Exercise prompt:
Pull every line containing "frac" from the entries.

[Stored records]

++++++++++++++++++++

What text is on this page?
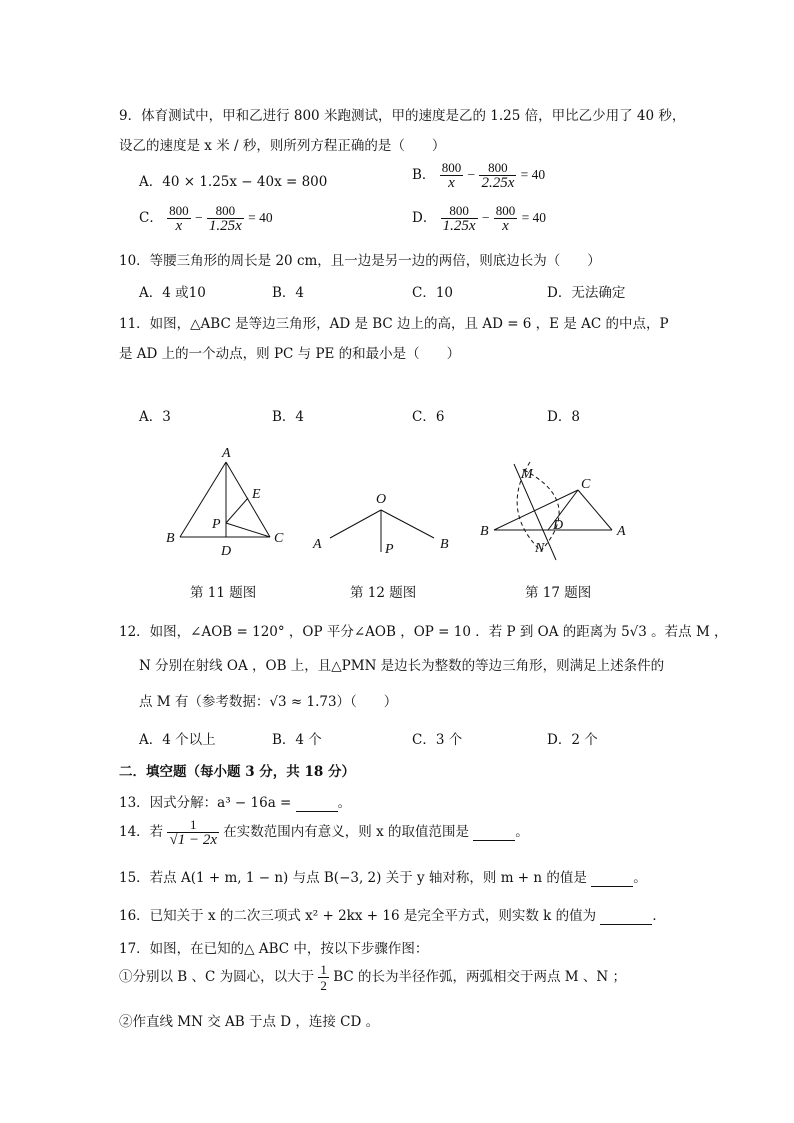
9．体育测试中，甲和乙进行 800 米跑测试，甲的速度是乙的 1.25 倍，甲比乙少用了 40 秒，
设乙的速度是 x 米 / 秒，则所列方程正确的是（　　）
A．40 × 1.25x − 40x = 800	B． $\frac{800}{x} - \frac{800}{2.25x} = 40$
C． $\frac{800}{x} - \frac{800}{1.25x} = 40$	D． $\frac{800}{1.25x} - \frac{800}{x} = 40$
10．等腰三角形的周长是 20 cm，且一边是另一边的两倍，则底边长为（　　）
A．4 或10	B．4	C．10	D．无法确定
11．如图，△ABC 是等边三角形，AD 是 BC 边上的高，且 AD = 6 ，E 是 AC 的中点，P
是 AD 上的一个动点，则 PC 与 PE 的和最小是（　　）
A．3	B．4	C．6	D．8
A
B	C
D
E
P
O
A	B
P
M
N
B	A
C
D
第 11 题图	第 12 题图	第 17 题图
12．如图，∠AOB = 120° ，OP 平分∠AOB ，OP = 10 ．若 P 到 OA 的距离为 5√3 。若点 M ，
N 分别在射线 OA ，OB 上，且△PMN 是边长为整数的等边三角形，则满足上述条件的
点 M 有（参考数据：√3 ≈ 1.73）（　　）
A．4 个以上	B．4 个	C．3 个	D．2 个
二．填空题（每小题 3 分，共 18 分）
13．因式分解：a³ − 16a =	。
14．若 $\frac{1}{√1 - 2x}$ 在实数范围内有意义，则 x 的取值范围是	。
15．若点 A(1 + m, 1 − n) 与点 B(−3, 2) 关于 y 轴对称，则 m + n 的值是	。
16．已知关于 x 的二次三项式 x² + 2kx + 16 是完全平方式，则实数 k 的值为	．
17．如图，在已知的△ ABC 中，按以下步骤作图：
①分别以 B 、C 为圆心，以大于 $\frac{1}{2}$ BC 的长为半径作弧，两弧相交于两点 M 、N ；
②作直线 MN 交 AB 于点 D ，连接 CD 。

++++++++++++++++++++

Task output:
A．40 × 1.25x − 40x = 800	B． $\frac{800}{x} - \frac{800}{2.25x} = 40$
C． $\frac{800}{x} - \frac{800}{1.25x} = 40$	D． $\frac{800}{1.25x} - \frac{800}{x} = 40$
14．若 $\frac{1}{√1 - 2x}$ 在实数范围内有意义，则 x 的取值范围是	。
①分别以 B 、C 为圆心，以大于 $\frac{1}{2}$ BC 的长为半径作弧，两弧相交于两点 M 、N ；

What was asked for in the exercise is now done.